JOB: Every line of the material is to be quoted verbatim, minus the pictures.
◆ ◆ ◆
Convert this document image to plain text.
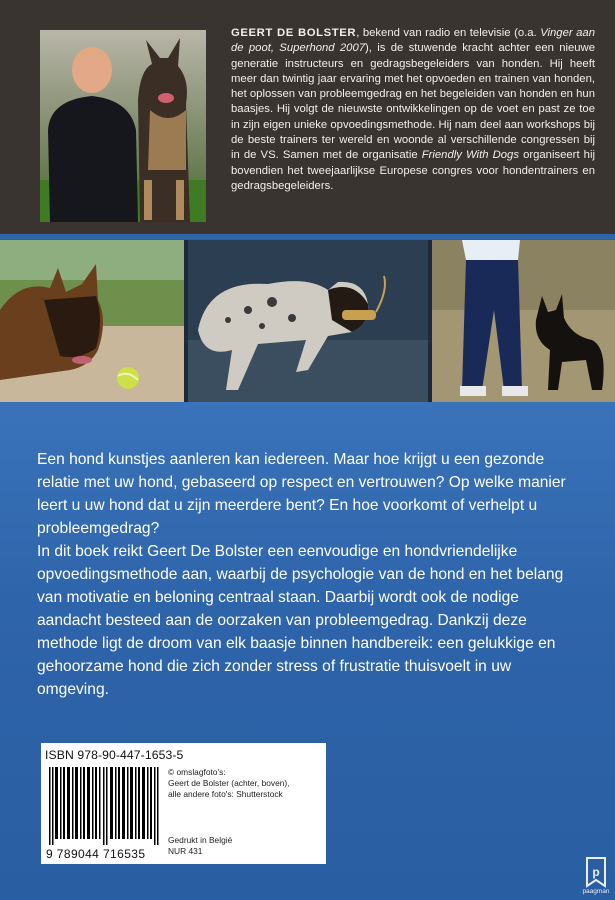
GEERT DE BOLSTER, bekend van radio en televisie (o.a. Vinger aan de poot, Superhond 2007), is de stuwende kracht achter een nieuwe generatie instructeurs en gedragsbegeleiders van honden. Hij heeft meer dan twintig jaar ervaring met het opvoeden en trainen van honden, het oplossen van probleemgedrag en het begeleiden van honden en hun baasjes. Hij volgt de nieuwste ontwikkelingen op de voet en past ze toe in zijn eigen unieke opvoedingsmethode. Hij nam deel aan workshops bij de beste trainers ter wereld en woonde al verschillende congressen bij in de VS. Samen met de organisatie Friendly With Dogs organiseert hij bovendien het tweejaarlijkse Europese congres voor hondentrainers en gedragsbegeleiders.

Een hond kunstjes aanleren kan iedereen. Maar hoe krijgt u een gezonde relatie met uw hond, gebaseerd op respect en vertrouwen? Op welke manier leert u uw hond dat u zijn meerdere bent? En hoe voorkomt of verhelpt u probleemgedrag?

In dit boek reikt Geert De Bolster een eenvoudige en hondvriendelijke opvoedingsmethode aan, waarbij de psychologie van de hond en het belang van motivatie en beloning centraal staan. Daarbij wordt ook de nodige aandacht besteed aan de oorzaken van probleemgedrag. Dankzij deze methode ligt de droom van elk baasje binnen handbereik: een gelukkige en gehoorzame hond die zich zonder stress of frustratie thuisvoelt in uw omgeving.

ISBN 978-90-447-1653-5
9 789044 716535
© omslagfoto's:
Geert de Bolster (achter, boven),
alle andere foto's: Shutterstock
Gedrukt in België
NUR 431
p
paagman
◆ ◆ ◆
SOLUTION FOR THIS EXERCISE:
Convert this document image to plain text.
GEERT DE BOLSTER, bekend van radio en televisie (o.a. Vinger aan de poot, Superhond 2007), is de stuwende kracht achter een nieuwe generatie instructeurs en gedragsbegeleiders van honden. Hij heeft meer dan twintig jaar ervaring met het opvoeden en trainen van honden, het oplossen van probleemgedrag en het begeleiden van honden en hun baasjes. Hij volgt de nieuwste ontwikkelingen op de voet en past ze toe in zijn eigen unieke opvoedingsmethode. Hij nam deel aan workshops bij de beste trainers ter wereld en woonde al verschillende congressen bij in de VS. Samen met de organisatie Friendly With Dogs organiseert hij bovendien het tweejaarlijkse Europese congres voor hondentrainers en gedragsbegeleiders.

Een hond kunstjes aanleren kan iedereen. Maar hoe krijgt u een gezonde relatie met uw hond, gebaseerd op respect en vertrouwen? Op welke manier leert u uw hond dat u zijn meerdere bent? En hoe voorkomt of verhelpt u probleemgedrag?

In dit boek reikt Geert De Bolster een eenvoudige en hondvriendelijke opvoedingsmethode aan, waarbij de psychologie van de hond en het belang van motivatie en beloning centraal staan. Daarbij wordt ook de nodige aandacht besteed aan de oorzaken van probleemgedrag. Dankzij deze methode ligt de droom van elk baasje binnen handbereik: een gelukkige en gehoorzame hond die zich zonder stress of frustratie thuisvoelt in uw omgeving.

ISBN 978-90-447-1653-5
9 789044 716535
© omslagfoto's:
Geert de Bolster (achter, boven),
alle andere foto's: Shutterstock
Gedrukt in België
NUR 431
p
paagman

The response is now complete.